The 30th Street area is marked by a few very large presences: the railroad and the two universities, Penn and Drexel. Both are putting heaping hands into the pie that is its redevelopment and (hopeful) eventual extension of Center City, particularly as these institutions are something of a bulwark separating it from the neighborhoods beyond.

But Penn does not operate north of Chestnut, and Drexel only operates parcels south of Chestnut facing it. This is resulting in an incipient micro-fault line splitting the two from one another, and handcuffing access along the 100 blocks of 31st and 32nd*.

Why is this important? Well, looking at the Drexel Master Plan, 31st St. is to become a boulevard framing the High Line, and 32nd (already is) a greenway that links the campus together. Neither are extended south of Chestnut. Both should be.

This is increasingly apparent along the further-developed 32nd: Drexel is extending active uses as far as campus borders allow, but the corner of 32nd and Walnut is dominated by a large Penn parking garage--one that turns blank faces (somehow) to each and every single street it faces, which in turn makes the Penn part of this block have a borderlands feel and 'tood--one not at all helped by either the uncovered SEPTA line along the 32nd St. right-of-way or by the way Penn has the street become Rittenhouse Labs' access alley.

But it is also increasingly apparent along 31st, which Drexel wants to turn from another glorified alleyway into a proper street**--in fact, a boulevard--as part of its redevelopment program of the Abbots Dairies, Five Star, and Bulletin sites. 31st Street lies under the High Line and is thus defined by it; once in the Penn hegemony across Chestnut, the 3100 blocks of both Chestnut and Walnut are, however, High Line Park, now redundant with Penn Park and thus a placeholder green space.

Again, therein lies the problem, and along it, a fault line. Penn is currently utilizing its Walnut Street properties relatively marginally; Drexel is only extending its much higher-use plans to Chestnut. Whither between Chestnut and Walnut? Will we see a sharp delimitation between Penn and Drexel's hegemonies?

Penn is currently content with its situation, despite the fact its master plan is all about taking Penn to the river. The most recent update did not take Drexel's improvements or intended improvements across the street at all into account; it still treats Penn as something of a monolithic juggernaut. Instead, the update includes the (albeit also-necessary) still-unbuilt Hill House and building on its parking lot on the 3300 block of Chestnut.

To do –
1. Print the passage on Penn and Drexel word for word, everything from "The 30th Street" down to "the neighborhoods beyond.".
2. In the passage on Penn and Drexel, what is 31st Street to become under the Drexel Master Plan?
Answer from the passage on Penn and Drexel alone.

Given records –
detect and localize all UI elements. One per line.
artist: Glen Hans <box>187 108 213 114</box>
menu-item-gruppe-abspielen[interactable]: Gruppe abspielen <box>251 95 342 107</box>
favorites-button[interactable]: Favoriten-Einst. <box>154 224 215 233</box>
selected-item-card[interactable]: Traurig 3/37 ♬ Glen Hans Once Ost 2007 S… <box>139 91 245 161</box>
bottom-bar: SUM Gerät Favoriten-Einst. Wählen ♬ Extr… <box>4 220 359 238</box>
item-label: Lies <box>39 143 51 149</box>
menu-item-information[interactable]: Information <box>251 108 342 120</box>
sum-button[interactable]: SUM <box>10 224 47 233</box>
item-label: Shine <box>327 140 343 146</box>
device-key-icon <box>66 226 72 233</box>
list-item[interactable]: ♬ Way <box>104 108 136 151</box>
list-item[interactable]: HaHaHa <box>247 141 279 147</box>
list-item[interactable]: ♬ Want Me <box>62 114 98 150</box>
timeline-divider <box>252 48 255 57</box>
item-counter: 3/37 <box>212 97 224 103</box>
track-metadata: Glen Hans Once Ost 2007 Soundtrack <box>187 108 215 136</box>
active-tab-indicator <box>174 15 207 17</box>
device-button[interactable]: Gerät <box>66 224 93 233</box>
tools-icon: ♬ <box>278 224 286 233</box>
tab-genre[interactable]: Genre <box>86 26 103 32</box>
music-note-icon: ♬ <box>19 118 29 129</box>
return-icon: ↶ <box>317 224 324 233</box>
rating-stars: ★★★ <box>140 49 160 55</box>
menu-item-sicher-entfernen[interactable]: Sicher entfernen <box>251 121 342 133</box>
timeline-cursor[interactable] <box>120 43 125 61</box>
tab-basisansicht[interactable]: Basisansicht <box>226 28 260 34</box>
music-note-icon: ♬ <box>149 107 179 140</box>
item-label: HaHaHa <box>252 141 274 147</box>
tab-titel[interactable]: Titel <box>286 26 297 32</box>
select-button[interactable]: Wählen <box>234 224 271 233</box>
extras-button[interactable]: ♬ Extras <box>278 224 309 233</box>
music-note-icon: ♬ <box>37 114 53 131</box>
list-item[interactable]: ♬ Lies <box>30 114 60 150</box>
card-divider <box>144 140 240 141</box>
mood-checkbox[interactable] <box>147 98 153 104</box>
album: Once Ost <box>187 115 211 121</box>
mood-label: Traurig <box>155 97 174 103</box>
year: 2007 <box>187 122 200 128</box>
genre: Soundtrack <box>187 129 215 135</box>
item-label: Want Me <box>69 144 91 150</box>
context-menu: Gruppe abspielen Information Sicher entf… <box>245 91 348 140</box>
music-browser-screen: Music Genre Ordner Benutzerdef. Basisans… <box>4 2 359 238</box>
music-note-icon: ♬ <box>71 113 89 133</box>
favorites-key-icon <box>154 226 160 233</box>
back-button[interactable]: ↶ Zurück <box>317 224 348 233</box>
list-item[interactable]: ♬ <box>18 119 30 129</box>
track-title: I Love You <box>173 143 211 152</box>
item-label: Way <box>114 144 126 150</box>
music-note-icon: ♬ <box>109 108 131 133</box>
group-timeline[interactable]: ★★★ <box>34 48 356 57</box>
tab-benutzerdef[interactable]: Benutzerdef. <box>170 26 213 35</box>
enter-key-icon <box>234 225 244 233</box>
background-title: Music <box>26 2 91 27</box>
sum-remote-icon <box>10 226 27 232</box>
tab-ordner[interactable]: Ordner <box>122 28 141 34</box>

Task solutions –
1.
The 30th Street area is marked by a few very large presences: the railroad and the two universities, Penn and Drexel. Both are putting heaping hands into the pie that is its redevelopment and (hopeful) eventual extension of Center City, particularly as these institutions are something of a bulwark separating it from the neighborhoods beyond.

2. A boulevard framing the High Line.